_WHAT THIS TASK INVOLVES_
Copy out all lines with the word "object" in them.

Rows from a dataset

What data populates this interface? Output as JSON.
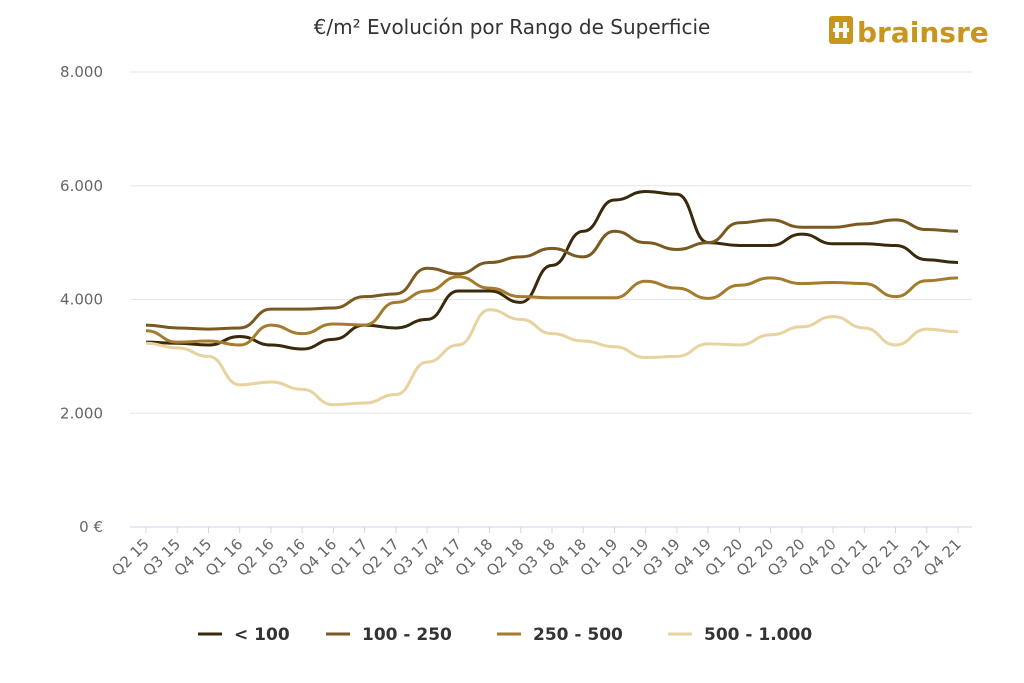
{
  "chart_data": {
    "type": "line",
    "title": "€/m² Evolución por Rango de Superficie",
    "logo": "brainsre",
    "categories": [
      "Q2 15",
      "Q3 15",
      "Q4 15",
      "Q1 16",
      "Q2 16",
      "Q3 16",
      "Q4 16",
      "Q1 17",
      "Q2 17",
      "Q3 17",
      "Q4 17",
      "Q1 18",
      "Q2 18",
      "Q3 18",
      "Q4 18",
      "Q1 19",
      "Q2 19",
      "Q3 19",
      "Q4 19",
      "Q1 20",
      "Q2 20",
      "Q3 20",
      "Q4 20",
      "Q1 21",
      "Q2 21",
      "Q3 21",
      "Q4 21"
    ],
    "series": [
      {
        "name": "< 100",
        "color": "#3a2a0c",
        "values": [
          3250,
          3230,
          3200,
          3350,
          3200,
          3130,
          3300,
          3550,
          3500,
          3650,
          4150,
          4150,
          3950,
          4600,
          5200,
          5750,
          5900,
          5850,
          5000,
          4950,
          4950,
          5150,
          4980,
          4980,
          4950,
          4700,
          4650
        ]
      },
      {
        "name": "100 - 250",
        "color": "#7a5a22",
        "values": [
          3550,
          3500,
          3480,
          3500,
          3830,
          3830,
          3850,
          4050,
          4100,
          4550,
          4450,
          4650,
          4750,
          4900,
          4750,
          5200,
          5000,
          4880,
          5000,
          5350,
          5400,
          5270,
          5270,
          5330,
          5400,
          5230,
          5200
        ]
      },
      {
        "name": "250 - 500",
        "color": "#a57c2e",
        "values": [
          3450,
          3250,
          3270,
          3200,
          3550,
          3400,
          3570,
          3550,
          3950,
          4150,
          4400,
          4200,
          4050,
          4030,
          4030,
          4030,
          4320,
          4200,
          4020,
          4250,
          4380,
          4280,
          4300,
          4280,
          4050,
          4330,
          4380
        ]
      },
      {
        "name": "500 - 1.000",
        "color": "#e8d3a0",
        "values": [
          3230,
          3150,
          3000,
          2500,
          2550,
          2420,
          2150,
          2180,
          2330,
          2900,
          3200,
          3820,
          3650,
          3400,
          3270,
          3170,
          2980,
          3000,
          3220,
          3200,
          3380,
          3520,
          3700,
          3500,
          3200,
          3480,
          3430
        ]
      }
    ],
    "ylim": [
      0,
      8000
    ],
    "yticks": [
      {
        "value": 0,
        "label": "0 €"
      },
      {
        "value": 2000,
        "label": "2.000"
      },
      {
        "value": 4000,
        "label": "4.000"
      },
      {
        "value": 6000,
        "label": "6.000"
      },
      {
        "value": 8000,
        "label": "8.000"
      }
    ],
    "grid": true
  }
}
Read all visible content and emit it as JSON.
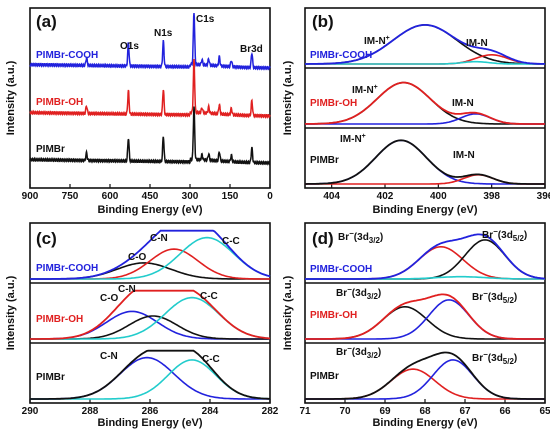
{
  "chart_data": [
    {
      "panel": "(a)",
      "type": "line",
      "xlabel": "Binding Energy (eV)",
      "ylabel": "Intensity (a.u.)",
      "xlim": [
        900,
        0
      ],
      "xticks": [
        "900",
        "750",
        "600",
        "450",
        "300",
        "150",
        "0"
      ],
      "peak_labels": [
        {
          "text": "O1s",
          "x": 531
        },
        {
          "text": "N1s",
          "x": 400
        },
        {
          "text": "C1s",
          "x": 285
        },
        {
          "text": "Br3d",
          "x": 68
        }
      ],
      "series": [
        {
          "name": "PIMBr-COOH",
          "color": "#2222dd",
          "offset": 2.0
        },
        {
          "name": "PIMBr-OH",
          "color": "#e02020",
          "offset": 1.0
        },
        {
          "name": "PIMBr",
          "color": "#111111",
          "offset": 0.0
        }
      ]
    },
    {
      "panel": "(b)",
      "type": "line",
      "xlabel": "Binding Energy (eV)",
      "ylabel": "Intensity (a.u.)",
      "xlim": [
        405,
        396
      ],
      "xticks": [
        "404",
        "402",
        "400",
        "398",
        "396"
      ],
      "series": [
        {
          "name": "PIMBr-COOH",
          "color": "#2222dd",
          "components": [
            {
              "label": "IM-N+",
              "center": 400.5,
              "width": 1.2,
              "height": 0.85,
              "color": "#111111"
            },
            {
              "label": "IM-N",
              "center": 398.0,
              "width": 0.6,
              "height": 0.2,
              "color": "#e02020"
            }
          ],
          "extra_components": [
            {
              "center": 398.6,
              "width": 0.5,
              "height": 0.05,
              "color": "#22cccc"
            }
          ]
        },
        {
          "name": "PIMBr-OH",
          "color": "#e02020",
          "components": [
            {
              "label": "IM-N+",
              "center": 401.3,
              "width": 1.0,
              "height": 0.9,
              "color": "#111111"
            },
            {
              "label": "IM-N",
              "center": 398.6,
              "width": 0.55,
              "height": 0.22,
              "color": "#2222dd"
            }
          ]
        },
        {
          "name": "PIMBr",
          "color": "#111111",
          "components": [
            {
              "label": "IM-N+",
              "center": 401.4,
              "width": 0.95,
              "height": 0.95,
              "color": "#2222dd"
            },
            {
              "label": "IM-N",
              "center": 398.5,
              "width": 0.55,
              "height": 0.2,
              "color": "#e02020"
            }
          ]
        }
      ]
    },
    {
      "panel": "(c)",
      "type": "line",
      "xlabel": "Binding Energy (eV)",
      "ylabel": "Intensity (a.u.)",
      "xlim": [
        290,
        282
      ],
      "xticks": [
        "290",
        "288",
        "286",
        "284",
        "282"
      ],
      "series": [
        {
          "name": "PIMBr-COOH",
          "color": "#2222dd",
          "components": [
            {
              "label": "C-O",
              "center": 286.2,
              "width": 0.9,
              "height": 0.35,
              "color": "#111111"
            },
            {
              "label": "C-N",
              "center": 285.2,
              "width": 0.8,
              "height": 0.65,
              "color": "#e02020"
            },
            {
              "label": "C-C",
              "center": 284.1,
              "width": 0.9,
              "height": 0.9,
              "color": "#22cccc"
            }
          ]
        },
        {
          "name": "PIMBr-OH",
          "color": "#e02020",
          "components": [
            {
              "label": "C-O",
              "center": 286.6,
              "width": 0.85,
              "height": 0.6,
              "color": "#2222dd"
            },
            {
              "label": "C-N",
              "center": 285.9,
              "width": 0.8,
              "height": 0.5,
              "color": "#111111"
            },
            {
              "label": "C-C",
              "center": 284.6,
              "width": 0.9,
              "height": 0.9,
              "color": "#22cccc"
            }
          ]
        },
        {
          "name": "PIMBr",
          "color": "#111111",
          "components": [
            {
              "label": "C-N",
              "center": 286.1,
              "width": 0.9,
              "height": 0.9,
              "color": "#2222dd"
            },
            {
              "label": "C-C",
              "center": 284.6,
              "width": 0.8,
              "height": 0.85,
              "color": "#22cccc"
            }
          ]
        }
      ]
    },
    {
      "panel": "(d)",
      "type": "line",
      "xlabel": "Binding Energy (eV)",
      "ylabel": "Intensity (a.u.)",
      "xlim": [
        71,
        65
      ],
      "xticks": [
        "71",
        "70",
        "69",
        "68",
        "67",
        "66",
        "65"
      ],
      "peak_label_main": "Br",
      "peak_label_sup": "−",
      "peak_label_prefix": "(3d",
      "peak_label_suffix": ")",
      "peak_sub_a": "3/2",
      "peak_sub_b": "5/2",
      "series": [
        {
          "name": "PIMBr-COOH",
          "color": "#2222dd",
          "components": [
            {
              "label": "Br-(3d3/2)",
              "center": 67.6,
              "width": 0.55,
              "height": 0.7,
              "color": "#e02020"
            },
            {
              "label": "Br-(3d5/2)",
              "center": 66.5,
              "width": 0.5,
              "height": 0.85,
              "color": "#111111"
            }
          ],
          "extra_components": [
            {
              "center": 67.1,
              "width": 0.6,
              "height": 0.05,
              "color": "#22cccc"
            }
          ]
        },
        {
          "name": "PIMBr-OH",
          "color": "#e02020",
          "components": [
            {
              "label": "Br-(3d3/2)",
              "center": 68.5,
              "width": 0.55,
              "height": 0.7,
              "color": "#111111"
            },
            {
              "label": "Br-(3d5/2)",
              "center": 67.4,
              "width": 0.5,
              "height": 0.85,
              "color": "#2222dd"
            }
          ]
        },
        {
          "name": "PIMBr",
          "color": "#111111",
          "components": [
            {
              "label": "Br-(3d3/2)",
              "center": 68.3,
              "width": 0.55,
              "height": 0.65,
              "color": "#e02020"
            },
            {
              "label": "Br-(3d5/2)",
              "center": 67.3,
              "width": 0.5,
              "height": 0.85,
              "color": "#2222dd"
            }
          ]
        }
      ]
    }
  ]
}
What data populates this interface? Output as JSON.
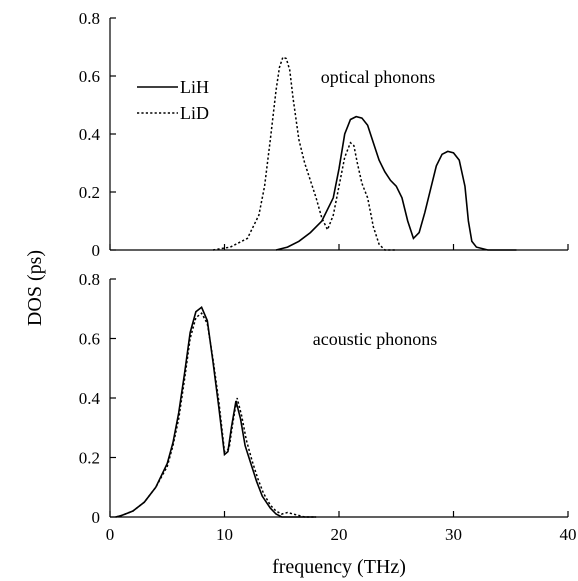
{
  "chart_data": [
    {
      "type": "line",
      "panel": "top",
      "annotation": "optical phonons",
      "ylim": [
        0,
        0.8
      ],
      "xlim": [
        0,
        40
      ],
      "yticks": [
        "0",
        "0.2",
        "0.4",
        "0.6",
        "0.8"
      ],
      "legend": {
        "position": "top-left",
        "entries": [
          "LiH",
          "LiD"
        ]
      },
      "series": [
        {
          "name": "LiH",
          "style": "solid",
          "x": [
            14.5,
            15.5,
            16.5,
            17.5,
            18.5,
            19.5,
            20.0,
            20.5,
            21.0,
            21.5,
            22.0,
            22.5,
            23.0,
            23.5,
            24.0,
            24.5,
            25.0,
            25.5,
            26.0,
            26.5,
            27.0,
            27.5,
            28.0,
            28.5,
            29.0,
            29.5,
            30.0,
            30.5,
            31.0,
            31.3,
            31.6,
            32.0,
            33.0,
            34.0,
            35.5
          ],
          "y": [
            0.0,
            0.01,
            0.03,
            0.06,
            0.1,
            0.18,
            0.28,
            0.4,
            0.45,
            0.46,
            0.455,
            0.43,
            0.37,
            0.31,
            0.27,
            0.24,
            0.22,
            0.18,
            0.1,
            0.04,
            0.06,
            0.13,
            0.21,
            0.29,
            0.33,
            0.34,
            0.335,
            0.31,
            0.22,
            0.1,
            0.03,
            0.01,
            0.0,
            0.0,
            0.0
          ]
        },
        {
          "name": "LiD",
          "style": "dotted",
          "x": [
            9.0,
            10.5,
            12.0,
            13.0,
            13.5,
            14.0,
            14.5,
            14.8,
            15.1,
            15.4,
            15.7,
            16.0,
            16.5,
            17.0,
            17.5,
            18.0,
            18.5,
            19.0,
            19.5,
            20.0,
            20.5,
            21.0,
            21.3,
            21.6,
            22.0,
            22.5,
            23.0,
            23.5,
            24.0,
            25.0
          ],
          "y": [
            0.0,
            0.01,
            0.04,
            0.12,
            0.22,
            0.38,
            0.55,
            0.63,
            0.665,
            0.66,
            0.62,
            0.52,
            0.38,
            0.3,
            0.24,
            0.18,
            0.11,
            0.07,
            0.12,
            0.22,
            0.32,
            0.37,
            0.36,
            0.3,
            0.23,
            0.18,
            0.08,
            0.02,
            0.0,
            0.0
          ]
        }
      ]
    },
    {
      "type": "line",
      "panel": "bottom",
      "annotation": "acoustic phonons",
      "ylim": [
        0,
        0.8
      ],
      "xlim": [
        0,
        40
      ],
      "yticks": [
        "0",
        "0.2",
        "0.4",
        "0.6",
        "0.8"
      ],
      "xticks": [
        "0",
        "10",
        "20",
        "30",
        "40"
      ],
      "xlabel": "frequency (THz)",
      "ylabel": "DOS (ps)",
      "series": [
        {
          "name": "LiH",
          "style": "solid",
          "x": [
            0.5,
            1.0,
            2.0,
            3.0,
            4.0,
            5.0,
            5.5,
            6.0,
            6.5,
            7.0,
            7.5,
            8.0,
            8.5,
            9.0,
            9.5,
            10.0,
            10.3,
            10.6,
            11.0,
            11.4,
            11.8,
            12.3,
            12.8,
            13.3,
            14.0,
            14.5,
            15.0,
            16.0,
            17.0,
            18.0
          ],
          "y": [
            0.0,
            0.005,
            0.02,
            0.05,
            0.1,
            0.18,
            0.25,
            0.35,
            0.48,
            0.62,
            0.69,
            0.705,
            0.66,
            0.52,
            0.37,
            0.21,
            0.22,
            0.3,
            0.39,
            0.33,
            0.24,
            0.18,
            0.12,
            0.07,
            0.03,
            0.01,
            0.0,
            0.0,
            0.0,
            0.0
          ]
        },
        {
          "name": "LiD",
          "style": "dotted",
          "x": [
            0.5,
            1.0,
            2.0,
            3.0,
            4.0,
            5.0,
            5.5,
            6.0,
            6.5,
            7.0,
            7.5,
            8.0,
            8.5,
            9.0,
            9.5,
            10.0,
            10.4,
            10.7,
            11.1,
            11.5,
            11.9,
            12.4,
            12.9,
            13.4,
            14.0,
            14.5,
            15.0,
            15.5,
            16.0,
            17.0,
            18.0
          ],
          "y": [
            0.0,
            0.005,
            0.02,
            0.05,
            0.1,
            0.17,
            0.24,
            0.33,
            0.46,
            0.6,
            0.67,
            0.685,
            0.65,
            0.53,
            0.39,
            0.22,
            0.23,
            0.31,
            0.4,
            0.34,
            0.26,
            0.19,
            0.13,
            0.08,
            0.04,
            0.02,
            0.01,
            0.015,
            0.01,
            0.0,
            0.0
          ]
        }
      ]
    }
  ]
}
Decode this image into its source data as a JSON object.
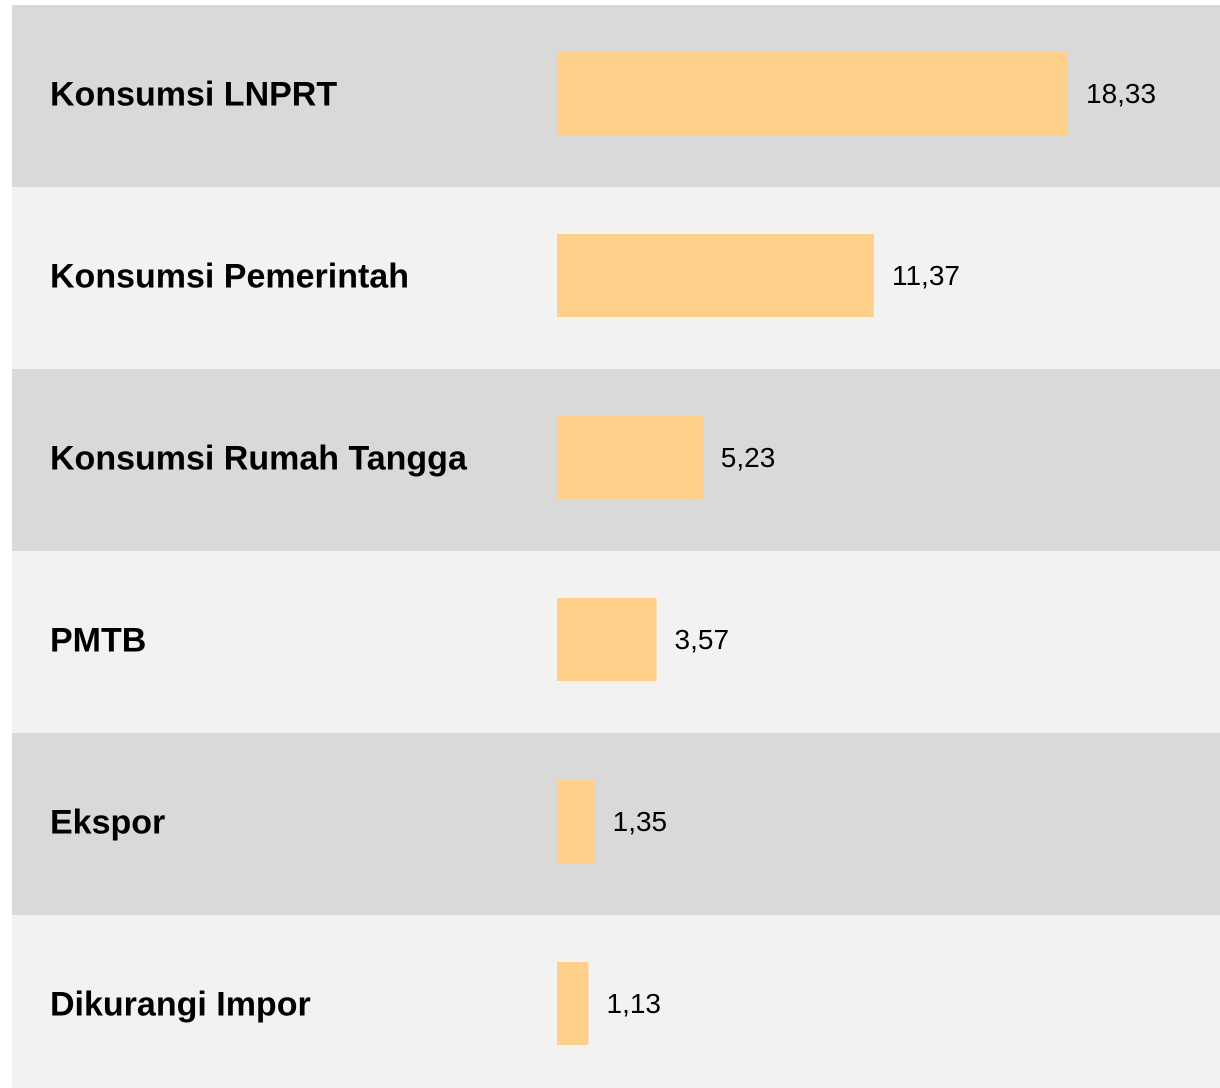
{
  "chart_data": {
    "type": "bar",
    "orientation": "horizontal",
    "categories": [
      "Konsumsi LNPRT",
      "Konsumsi Pemerintah",
      "Konsumsi Rumah Tangga",
      "PMTB",
      "Ekspor",
      "Dikurangi Impor"
    ],
    "values": [
      18.33,
      11.37,
      5.23,
      3.57,
      1.35,
      1.13
    ],
    "value_labels": [
      "18,33",
      "11,37",
      "5,23",
      "3,57",
      "1,35",
      "1,13"
    ],
    "color": "#fed08a"
  }
}
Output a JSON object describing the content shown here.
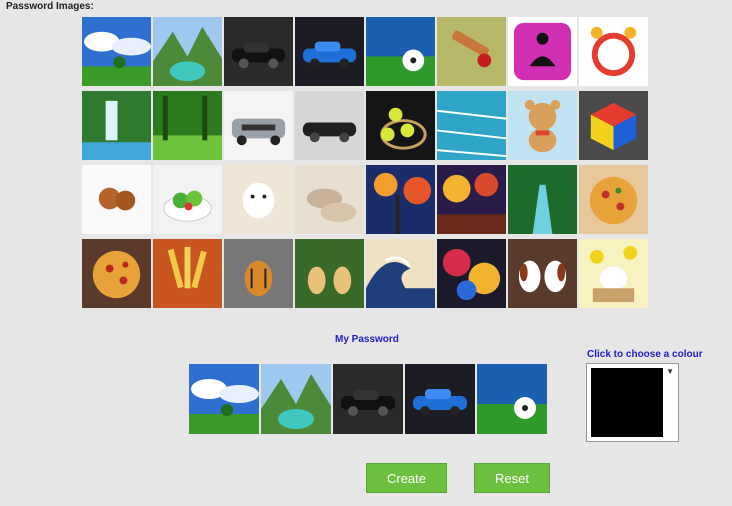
{
  "heading": "Password Images:",
  "images": [
    "blue-sky-tree",
    "mountain-lake",
    "black-car",
    "blue-car",
    "soccer-ball-field",
    "cricket-bat-ball",
    "meditation-icon",
    "alarm-clock",
    "waterfall",
    "green-forest-path",
    "silver-bmw",
    "black-sports-car",
    "tennis-balls-racket",
    "swimming-pool",
    "teddy-bear",
    "colour-cube",
    "cookies",
    "salad-bowl",
    "white-puppy",
    "sleeping-puppies",
    "autumn-painting",
    "rainy-street-painting",
    "forest-river",
    "pizza",
    "pizza-slices",
    "fries",
    "tiger-cub",
    "two-puppies",
    "great-wave",
    "abstract-art",
    "beagle-puppies",
    "puppy-flowers"
  ],
  "password_label": "My Password",
  "password_images": [
    "blue-sky-tree",
    "mountain-lake",
    "black-car",
    "blue-car",
    "soccer-ball-field"
  ],
  "colour_label": "Click to choose a colour",
  "selected_colour": "#000000",
  "buttons": {
    "create": "Create",
    "reset": "Reset"
  },
  "accent_color": "#6cbf3f",
  "label_color": "#2020c8"
}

_TASK SOLUTION_
Decode this image into its source data as a JSON object.
Output a JSON object describing the content shown here.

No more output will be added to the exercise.